++++ MATERIAL SHOWN
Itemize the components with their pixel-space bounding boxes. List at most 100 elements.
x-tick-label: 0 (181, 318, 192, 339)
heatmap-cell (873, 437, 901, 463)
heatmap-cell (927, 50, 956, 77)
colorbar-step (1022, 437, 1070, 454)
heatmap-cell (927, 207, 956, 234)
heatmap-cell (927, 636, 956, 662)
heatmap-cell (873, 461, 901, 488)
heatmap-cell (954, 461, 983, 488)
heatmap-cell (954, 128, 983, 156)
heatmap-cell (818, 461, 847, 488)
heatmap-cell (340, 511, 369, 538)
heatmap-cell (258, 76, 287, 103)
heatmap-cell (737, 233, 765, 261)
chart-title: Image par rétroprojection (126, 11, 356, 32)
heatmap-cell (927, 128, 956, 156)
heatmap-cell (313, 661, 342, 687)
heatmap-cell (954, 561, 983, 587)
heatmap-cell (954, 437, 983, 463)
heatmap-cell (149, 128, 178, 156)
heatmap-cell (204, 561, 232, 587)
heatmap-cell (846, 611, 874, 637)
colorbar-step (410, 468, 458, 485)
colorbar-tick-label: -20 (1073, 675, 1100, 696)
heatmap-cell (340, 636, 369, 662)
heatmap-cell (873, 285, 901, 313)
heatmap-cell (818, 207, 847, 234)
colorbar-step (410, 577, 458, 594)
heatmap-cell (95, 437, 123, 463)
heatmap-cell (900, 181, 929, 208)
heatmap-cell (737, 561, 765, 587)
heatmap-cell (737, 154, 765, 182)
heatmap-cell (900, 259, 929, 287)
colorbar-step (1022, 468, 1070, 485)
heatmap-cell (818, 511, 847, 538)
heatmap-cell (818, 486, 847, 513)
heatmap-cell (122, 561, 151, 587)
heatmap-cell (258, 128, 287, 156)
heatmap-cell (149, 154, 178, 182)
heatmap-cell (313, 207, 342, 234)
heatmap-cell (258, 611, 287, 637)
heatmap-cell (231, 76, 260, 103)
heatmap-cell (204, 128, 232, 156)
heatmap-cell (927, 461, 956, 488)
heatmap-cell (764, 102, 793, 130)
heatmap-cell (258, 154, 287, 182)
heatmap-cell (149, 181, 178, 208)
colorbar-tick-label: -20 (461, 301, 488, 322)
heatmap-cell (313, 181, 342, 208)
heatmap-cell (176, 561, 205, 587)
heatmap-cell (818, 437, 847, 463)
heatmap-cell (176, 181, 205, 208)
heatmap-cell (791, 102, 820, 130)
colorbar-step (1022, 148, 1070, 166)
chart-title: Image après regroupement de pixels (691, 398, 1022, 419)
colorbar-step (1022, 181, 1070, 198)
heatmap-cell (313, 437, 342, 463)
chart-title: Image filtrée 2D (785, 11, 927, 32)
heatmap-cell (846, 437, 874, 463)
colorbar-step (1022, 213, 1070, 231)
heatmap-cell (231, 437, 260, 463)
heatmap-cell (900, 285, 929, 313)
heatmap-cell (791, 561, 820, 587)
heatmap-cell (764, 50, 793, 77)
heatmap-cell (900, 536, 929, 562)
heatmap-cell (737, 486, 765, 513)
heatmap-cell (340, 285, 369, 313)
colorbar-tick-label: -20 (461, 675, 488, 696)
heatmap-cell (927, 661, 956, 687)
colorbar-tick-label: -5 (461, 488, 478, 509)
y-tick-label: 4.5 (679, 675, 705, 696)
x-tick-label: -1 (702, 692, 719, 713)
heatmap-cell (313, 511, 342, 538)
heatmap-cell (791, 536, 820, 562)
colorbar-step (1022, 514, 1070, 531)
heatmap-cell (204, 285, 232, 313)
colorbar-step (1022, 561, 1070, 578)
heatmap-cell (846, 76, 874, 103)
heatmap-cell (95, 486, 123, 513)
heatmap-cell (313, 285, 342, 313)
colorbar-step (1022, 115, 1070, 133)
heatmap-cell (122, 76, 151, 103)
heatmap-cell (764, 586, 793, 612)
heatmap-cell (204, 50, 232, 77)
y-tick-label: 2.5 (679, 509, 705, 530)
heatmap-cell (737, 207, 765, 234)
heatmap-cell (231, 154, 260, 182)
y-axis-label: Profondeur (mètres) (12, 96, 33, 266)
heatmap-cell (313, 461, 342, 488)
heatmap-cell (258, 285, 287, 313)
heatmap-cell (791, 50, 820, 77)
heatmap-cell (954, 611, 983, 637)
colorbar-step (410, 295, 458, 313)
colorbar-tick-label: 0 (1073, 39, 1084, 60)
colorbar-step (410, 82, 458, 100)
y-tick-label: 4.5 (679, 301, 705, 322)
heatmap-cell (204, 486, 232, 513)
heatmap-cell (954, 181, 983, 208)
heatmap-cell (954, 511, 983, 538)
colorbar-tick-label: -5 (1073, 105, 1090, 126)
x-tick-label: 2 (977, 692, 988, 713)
++++++++
Convert every line of the material above into a Markdown table with two columns, Row and Line, leaving out any blank lines.

» **SOLUTION FOR THIS TASK**
| Row | Line |
|---|---|
| 1 | Itemize the components with their pixel-space bounding boxes. List at most 100 elements. |
| 2 | x-tick-label: 0 (181, 318, 192, 339) |
| 3 | heatmap-cell (873, 437, 901, 463) |
| 4 | heatmap-cell (927, 50, 956, 77) |
| 5 | colorbar-step (1022, 437, 1070, 454) |
| 6 | heatmap-cell (927, 207, 956, 234) |
| 7 | heatmap-cell (927, 636, 956, 662) |
| 8 | heatmap-cell (873, 461, 901, 488) |
| 9 | heatmap-cell (954, 461, 983, 488) |
| 10 | heatmap-cell (954, 128, 983, 156) |
| 11 | heatmap-cell (818, 461, 847, 488) |
| 12 | heatmap-cell (340, 511, 369, 538) |
| 13 | heatmap-cell (258, 76, 287, 103) |
| 14 | heatmap-cell (737, 233, 765, 261) |
| 15 | chart-title: Image par rétroprojection (126, 11, 356, 32) |
| 16 | heatmap-cell (927, 128, 956, 156) |
| 17 | heatmap-cell (313, 661, 342, 687) |
| 18 | heatmap-cell (954, 561, 983, 587) |
| 19 | heatmap-cell (954, 437, 983, 463) |
| 20 | heatmap-cell (149, 128, 178, 156) |
| 21 | heatmap-cell (204, 561, 232, 587) |
| 22 | heatmap-cell (846, 611, 874, 637) |
| 23 | colorbar-step (410, 468, 458, 485) |
| 24 | colorbar-tick-label: -20 (1073, 675, 1100, 696) |
| 25 | heatmap-cell (340, 636, 369, 662) |
| 26 | heatmap-cell (873, 285, 901, 313) |
| 27 | heatmap-cell (818, 207, 847, 234) |
| 28 | colorbar-step (410, 577, 458, 594) |
| 29 | heatmap-cell (95, 437, 123, 463) |
| 30 | heatmap-cell (900, 181, 929, 208) |
| 31 | heatmap-cell (737, 561, 765, 587) |
| 32 | heatmap-cell (737, 154, 765, 182) |
| 33 | heatmap-cell (900, 259, 929, 287) |
| 34 | colorbar-step (1022, 468, 1070, 485) |
| 35 | heatmap-cell (818, 511, 847, 538) |
| 36 | heatmap-cell (818, 486, 847, 513) |
| 37 | heatmap-cell (122, 561, 151, 587) |
| 38 | heatmap-cell (258, 128, 287, 156) |
| 39 | heatmap-cell (149, 154, 178, 182) |
| 40 | heatmap-cell (313, 207, 342, 234) |
| 41 | heatmap-cell (258, 611, 287, 637) |
| 42 | heatmap-cell (231, 76, 260, 103) |
| 43 | heatmap-cell (204, 128, 232, 156) |
| 44 | heatmap-cell (927, 461, 956, 488) |
| 45 | heatmap-cell (764, 102, 793, 130) |
| 46 | heatmap-cell (258, 154, 287, 182) |
| 47 | heatmap-cell (149, 181, 178, 208) |
| 48 | colorbar-tick-label: -20 (461, 301, 488, 322) |
| 49 | heatmap-cell (313, 181, 342, 208) |
| 50 | heatmap-cell (176, 561, 205, 587) |
| 51 | heatmap-cell (818, 437, 847, 463) |
| 52 | heatmap-cell (176, 181, 205, 208) |
| 53 | heatmap-cell (791, 102, 820, 130) |
| 54 | colorbar-step (1022, 148, 1070, 166) |
| 55 | chart-title: Image après regroupement de pixels (691, 398, 1022, 419) |
| 56 | colorbar-step (1022, 181, 1070, 198) |
| 57 | heatmap-cell (313, 437, 342, 463) |
| 58 | chart-title: Image filtrée 2D (785, 11, 927, 32) |
| 59 | heatmap-cell (846, 437, 874, 463) |
| 60 | colorbar-step (1022, 213, 1070, 231) |
| 61 | heatmap-cell (231, 437, 260, 463) |
| 62 | heatmap-cell (900, 285, 929, 313) |
| 63 | heatmap-cell (791, 561, 820, 587) |
| 64 | heatmap-cell (764, 50, 793, 77) |
| 65 | heatmap-cell (900, 536, 929, 562) |
| 66 | heatmap-cell (737, 486, 765, 513) |
| 67 | heatmap-cell (340, 285, 369, 313) |
| 68 | colorbar-tick-label: -20 (461, 675, 488, 696) |
| 69 | heatmap-cell (927, 661, 956, 687) |
| 70 | colorbar-tick-label: -5 (461, 488, 478, 509) |
| 71 | y-tick-label: 4.5 (679, 675, 705, 696) |
| 72 | x-tick-label: -1 (702, 692, 719, 713) |
| 73 | heatmap-cell (313, 511, 342, 538) |
| 74 | heatmap-cell (791, 536, 820, 562) |
| 75 | colorbar-step (1022, 514, 1070, 531) |
| 76 | heatmap-cell (204, 285, 232, 313) |
| 77 | colorbar-step (1022, 561, 1070, 578) |
| 78 | heatmap-cell (846, 76, 874, 103) |
| 79 | heatmap-cell (95, 486, 123, 513) |
| 80 | heatmap-cell (313, 285, 342, 313) |
| 81 | colorbar-step (1022, 115, 1070, 133) |
| 82 | heatmap-cell (122, 76, 151, 103) |
| 83 | heatmap-cell (764, 586, 793, 612) |
| 84 | heatmap-cell (204, 50, 232, 77) |
| 85 | y-tick-label: 2.5 (679, 509, 705, 530) |
| 86 | heatmap-cell (737, 207, 765, 234) |
| 87 | heatmap-cell (231, 154, 260, 182) |
| 88 | y-axis-label: Profondeur (mètres) (12, 96, 33, 266) |
| 89 | heatmap-cell (313, 461, 342, 488) |
| 90 | heatmap-cell (258, 285, 287, 313) |
| 91 | heatmap-cell (791, 50, 820, 77) |
| 92 | heatmap-cell (954, 611, 983, 637) |
| 93 | colorbar-step (410, 295, 458, 313) |
| 94 | colorbar-tick-label: 0 (1073, 39, 1084, 60) |
| 95 | colorbar-step (410, 82, 458, 100) |
| 96 | y-tick-label: 4.5 (679, 301, 705, 322) |
| 97 | heatmap-cell (204, 486, 232, 513) |
| 98 | heatmap-cell (954, 181, 983, 208) |
| 99 | heatmap-cell (954, 511, 983, 538) |
| 100 | colorbar-tick-label: -5 (1073, 105, 1090, 126) |
| 101 | x-tick-label: 2 (977, 692, 988, 713) |